Exercise requirements: Every line that holds the string "name" is to be identified and copied.

[Entries from a visual dataset]
"""
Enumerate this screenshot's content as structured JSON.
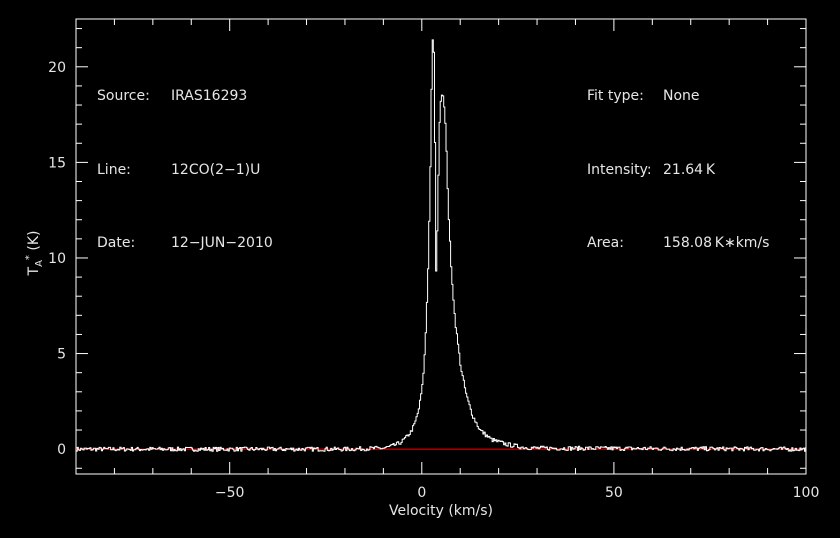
{
  "chart_data": {
    "type": "line",
    "xlabel": "Velocity (km/s)",
    "ylabel": "T_A^* (K)",
    "xlim": [
      -90,
      100
    ],
    "ylim": [
      -1.3,
      22.5
    ],
    "x_ticks": [
      -50,
      0,
      50,
      100
    ],
    "x_tick_labels": [
      "−50",
      "0",
      "50",
      "100"
    ],
    "y_ticks": [
      0,
      5,
      10,
      15,
      20
    ],
    "y_tick_labels": [
      "0",
      "5",
      "10",
      "15",
      "20"
    ],
    "grid": false,
    "colors": {
      "background": "#000000",
      "axes": "#ffffff",
      "spectrum": "#ffffff",
      "baseline": "#ff0000"
    },
    "baseline_y": 0,
    "series": [
      {
        "x": [
          -90,
          -20,
          -10,
          -8,
          -6,
          -5,
          -4,
          -3,
          -2,
          -1,
          -0.5,
          0,
          0.5,
          1,
          1.5,
          2,
          2.3,
          2.6,
          2.9,
          3.1,
          3.3,
          3.5,
          3.8,
          4.1,
          4.5,
          4.8,
          5.1,
          5.4,
          5.7,
          6.0,
          6.3,
          6.8,
          7.5,
          8.5,
          10,
          11.5,
          13,
          15,
          18,
          22,
          26,
          30,
          100
        ],
        "values": [
          0,
          0,
          0.05,
          0.15,
          0.3,
          0.45,
          0.65,
          0.9,
          1.3,
          2.0,
          2.6,
          3.3,
          4.5,
          6.5,
          9.5,
          13.5,
          17.5,
          21.2,
          21.6,
          20.0,
          16.0,
          8.6,
          10.5,
          13.5,
          17.0,
          18.3,
          18.6,
          18.5,
          18.0,
          17.0,
          15.5,
          12.5,
          9.5,
          6.8,
          4.3,
          2.8,
          1.8,
          1.0,
          0.5,
          0.25,
          0.1,
          0.05,
          0
        ]
      }
    ]
  },
  "annotations": {
    "source_label": "Source:",
    "source_value": "IRAS16293",
    "line_label": "Line:",
    "line_value": "12CO(2−1)U",
    "date_label": "Date:",
    "date_value": "12−JUN−2010",
    "fit_label": "Fit type:",
    "fit_value": "None",
    "intensity_label": "Intensity:",
    "intensity_value": "21.64 K",
    "area_label": "Area:",
    "area_value": "158.08 K∗km/s"
  }
}
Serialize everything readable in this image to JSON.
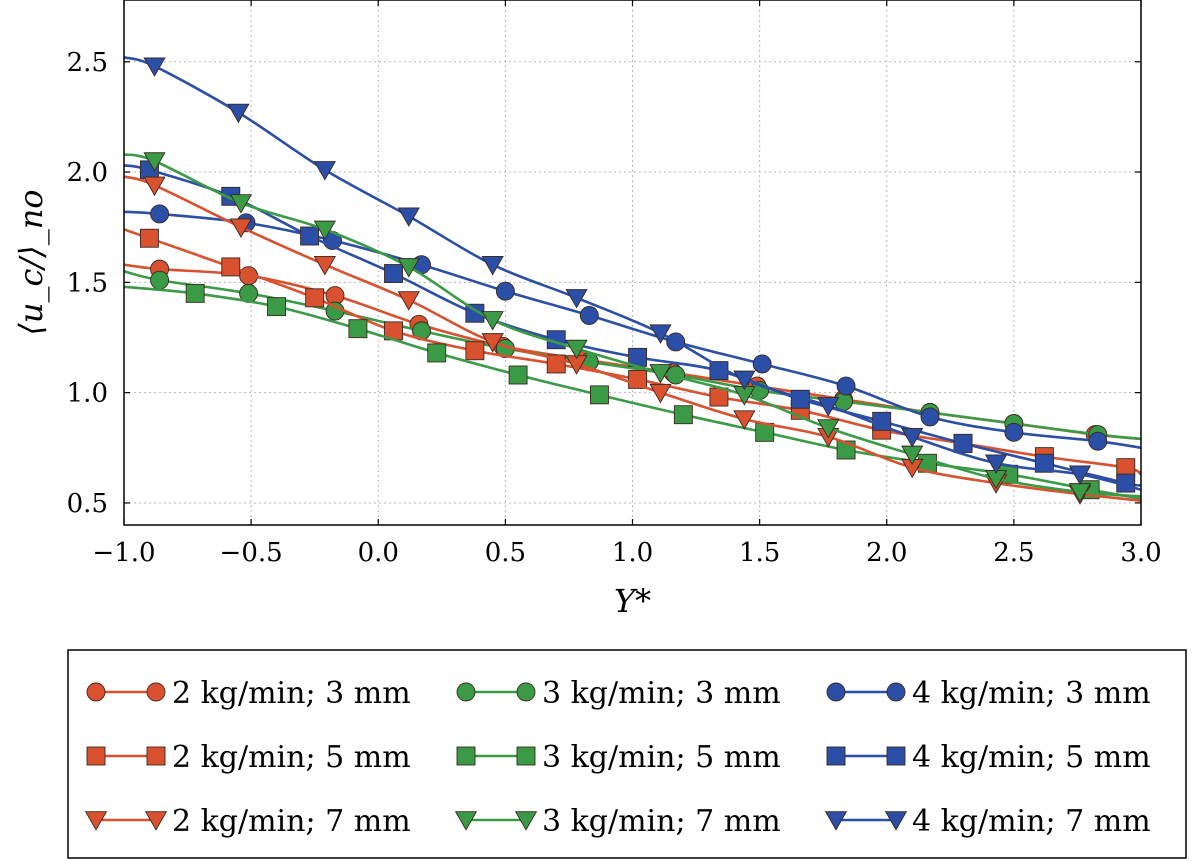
{
  "chart_data": {
    "type": "line",
    "xlabel": "Y*",
    "ylabel": "⟨u_c/⟩_no",
    "xlim": [
      -1.0,
      3.0
    ],
    "ylim": [
      0.4,
      2.78
    ],
    "xticks": [
      -1.0,
      -0.5,
      0.0,
      0.5,
      1.0,
      1.5,
      2.0,
      2.5,
      3.0
    ],
    "xtick_labels": [
      "−1.0",
      "−0.5",
      "0.0",
      "0.5",
      "1.0",
      "1.5",
      "2.0",
      "2.5",
      "3.0"
    ],
    "yticks": [
      0.5,
      1.0,
      1.5,
      2.0,
      2.5
    ],
    "ytick_labels": [
      "0.5",
      "1.0",
      "1.5",
      "2.0",
      "2.5"
    ],
    "grid": true,
    "legend_position": "bottom",
    "colors": {
      "red": "#d9512f",
      "green": "#3a9a46",
      "blue": "#2b4ea6"
    },
    "series": [
      {
        "name": "2 kg/min; 3 mm",
        "color": "#d9512f",
        "marker": "circle",
        "x": [
          -1.0,
          -0.86,
          -0.51,
          -0.17,
          0.16,
          0.49,
          0.81,
          1.16,
          1.49,
          1.83,
          2.17,
          2.5,
          2.82,
          3.0
        ],
        "y": [
          1.58,
          1.56,
          1.53,
          1.44,
          1.31,
          1.21,
          1.15,
          1.09,
          1.03,
          0.97,
          0.91,
          0.86,
          0.81,
          0.79
        ]
      },
      {
        "name": "3 kg/min; 3 mm",
        "color": "#3a9a46",
        "marker": "circle",
        "x": [
          -1.0,
          -0.86,
          -0.51,
          -0.17,
          0.17,
          0.5,
          0.83,
          1.17,
          1.5,
          1.83,
          2.17,
          2.5,
          2.83,
          3.0
        ],
        "y": [
          1.55,
          1.51,
          1.45,
          1.37,
          1.28,
          1.2,
          1.14,
          1.08,
          1.01,
          0.96,
          0.91,
          0.86,
          0.81,
          0.79
        ]
      },
      {
        "name": "4 kg/min; 3 mm",
        "color": "#2b4ea6",
        "marker": "circle",
        "x": [
          -1.0,
          -0.86,
          -0.52,
          -0.18,
          0.17,
          0.5,
          0.83,
          1.17,
          1.51,
          1.84,
          2.17,
          2.5,
          2.83,
          3.0
        ],
        "y": [
          1.82,
          1.81,
          1.77,
          1.69,
          1.58,
          1.46,
          1.35,
          1.23,
          1.13,
          1.03,
          0.89,
          0.82,
          0.78,
          0.75
        ]
      },
      {
        "name": "2 kg/min; 5 mm",
        "color": "#d9512f",
        "marker": "square",
        "x": [
          -1.0,
          -0.9,
          -0.58,
          -0.25,
          0.06,
          0.38,
          0.7,
          1.02,
          1.34,
          1.66,
          1.98,
          2.3,
          2.62,
          2.94,
          3.0
        ],
        "y": [
          1.74,
          1.7,
          1.57,
          1.43,
          1.28,
          1.19,
          1.13,
          1.06,
          0.98,
          0.92,
          0.83,
          0.77,
          0.71,
          0.66,
          0.63
        ]
      },
      {
        "name": "3 kg/min; 5 mm",
        "color": "#3a9a46",
        "marker": "square",
        "x": [
          -1.0,
          -0.72,
          -0.4,
          -0.08,
          0.23,
          0.55,
          0.87,
          1.2,
          1.52,
          1.84,
          2.16,
          2.48,
          2.8,
          3.0
        ],
        "y": [
          1.48,
          1.45,
          1.39,
          1.29,
          1.18,
          1.08,
          0.99,
          0.9,
          0.82,
          0.74,
          0.68,
          0.63,
          0.56,
          0.52
        ]
      },
      {
        "name": "4 kg/min; 5 mm",
        "color": "#2b4ea6",
        "marker": "square",
        "x": [
          -1.0,
          -0.9,
          -0.58,
          -0.27,
          0.06,
          0.38,
          0.7,
          1.02,
          1.34,
          1.66,
          1.98,
          2.3,
          2.62,
          2.94,
          3.0
        ],
        "y": [
          2.03,
          2.01,
          1.89,
          1.71,
          1.54,
          1.36,
          1.24,
          1.16,
          1.1,
          0.97,
          0.87,
          0.77,
          0.68,
          0.59,
          0.58
        ]
      },
      {
        "name": "2 kg/min; 7 mm",
        "color": "#d9512f",
        "marker": "triangle",
        "x": [
          -1.0,
          -0.88,
          -0.54,
          -0.21,
          0.12,
          0.45,
          0.78,
          1.11,
          1.44,
          1.77,
          2.1,
          2.43,
          2.76,
          3.0
        ],
        "y": [
          1.98,
          1.94,
          1.75,
          1.58,
          1.42,
          1.23,
          1.13,
          1.0,
          0.88,
          0.8,
          0.66,
          0.59,
          0.54,
          0.51
        ]
      },
      {
        "name": "3 kg/min; 7 mm",
        "color": "#3a9a46",
        "marker": "triangle",
        "x": [
          -1.0,
          -0.88,
          -0.54,
          -0.21,
          0.12,
          0.45,
          0.78,
          1.11,
          1.44,
          1.77,
          2.1,
          2.43,
          2.76,
          3.0
        ],
        "y": [
          2.08,
          2.05,
          1.86,
          1.74,
          1.57,
          1.33,
          1.2,
          1.09,
          0.99,
          0.84,
          0.72,
          0.61,
          0.55,
          0.53
        ]
      },
      {
        "name": "4 kg/min; 7 mm",
        "color": "#2b4ea6",
        "marker": "triangle",
        "x": [
          -1.0,
          -0.88,
          -0.55,
          -0.21,
          0.12,
          0.45,
          0.78,
          1.11,
          1.44,
          1.77,
          2.1,
          2.43,
          2.76,
          3.0
        ],
        "y": [
          2.52,
          2.48,
          2.27,
          2.01,
          1.8,
          1.58,
          1.43,
          1.27,
          1.06,
          0.94,
          0.8,
          0.68,
          0.63,
          0.56
        ]
      }
    ]
  }
}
"""
The completed task:
        "name": "2 kg/min; 3 mm",
        "name": "3 kg/min; 3 mm",
        "name": "4 kg/min; 3 mm",
        "name": "2 kg/min; 5 mm",
        "name": "3 kg/min; 5 mm",
        "name": "4 kg/min; 5 mm",
        "name": "2 kg/min; 7 mm",
        "name": "3 kg/min; 7 mm",
        "name": "4 kg/min; 7 mm",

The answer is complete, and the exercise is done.